Set problem — Reply only with how many lines contain the word "Volumes".

Dataset rows —
— begin —
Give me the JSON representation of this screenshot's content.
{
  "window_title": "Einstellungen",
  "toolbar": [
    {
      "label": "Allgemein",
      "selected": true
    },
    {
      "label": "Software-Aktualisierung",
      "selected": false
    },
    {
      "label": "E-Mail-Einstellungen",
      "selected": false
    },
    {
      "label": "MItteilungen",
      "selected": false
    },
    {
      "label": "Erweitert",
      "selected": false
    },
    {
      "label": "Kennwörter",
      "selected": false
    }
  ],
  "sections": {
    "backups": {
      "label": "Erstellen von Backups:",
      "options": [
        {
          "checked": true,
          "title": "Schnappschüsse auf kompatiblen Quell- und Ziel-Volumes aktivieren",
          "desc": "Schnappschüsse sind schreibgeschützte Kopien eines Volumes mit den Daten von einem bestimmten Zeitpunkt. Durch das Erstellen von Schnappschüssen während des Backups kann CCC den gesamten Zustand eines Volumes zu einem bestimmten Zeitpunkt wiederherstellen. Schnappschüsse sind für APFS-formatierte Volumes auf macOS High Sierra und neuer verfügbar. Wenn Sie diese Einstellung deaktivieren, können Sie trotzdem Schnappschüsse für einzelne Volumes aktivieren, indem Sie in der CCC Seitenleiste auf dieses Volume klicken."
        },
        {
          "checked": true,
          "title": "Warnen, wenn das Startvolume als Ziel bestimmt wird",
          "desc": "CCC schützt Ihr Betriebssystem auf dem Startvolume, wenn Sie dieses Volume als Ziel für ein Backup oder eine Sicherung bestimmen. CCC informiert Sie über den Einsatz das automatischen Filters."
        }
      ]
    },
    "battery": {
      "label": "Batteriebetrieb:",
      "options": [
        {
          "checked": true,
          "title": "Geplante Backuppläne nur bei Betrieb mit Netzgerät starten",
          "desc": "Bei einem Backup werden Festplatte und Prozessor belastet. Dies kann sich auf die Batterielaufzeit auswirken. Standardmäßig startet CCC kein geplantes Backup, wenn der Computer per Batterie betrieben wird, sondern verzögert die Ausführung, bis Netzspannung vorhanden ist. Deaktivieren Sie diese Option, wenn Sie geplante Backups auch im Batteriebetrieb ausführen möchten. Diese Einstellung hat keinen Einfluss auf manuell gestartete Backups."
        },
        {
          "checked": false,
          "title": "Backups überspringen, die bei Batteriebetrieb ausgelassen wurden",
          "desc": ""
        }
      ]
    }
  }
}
— end —
Response to the task — 2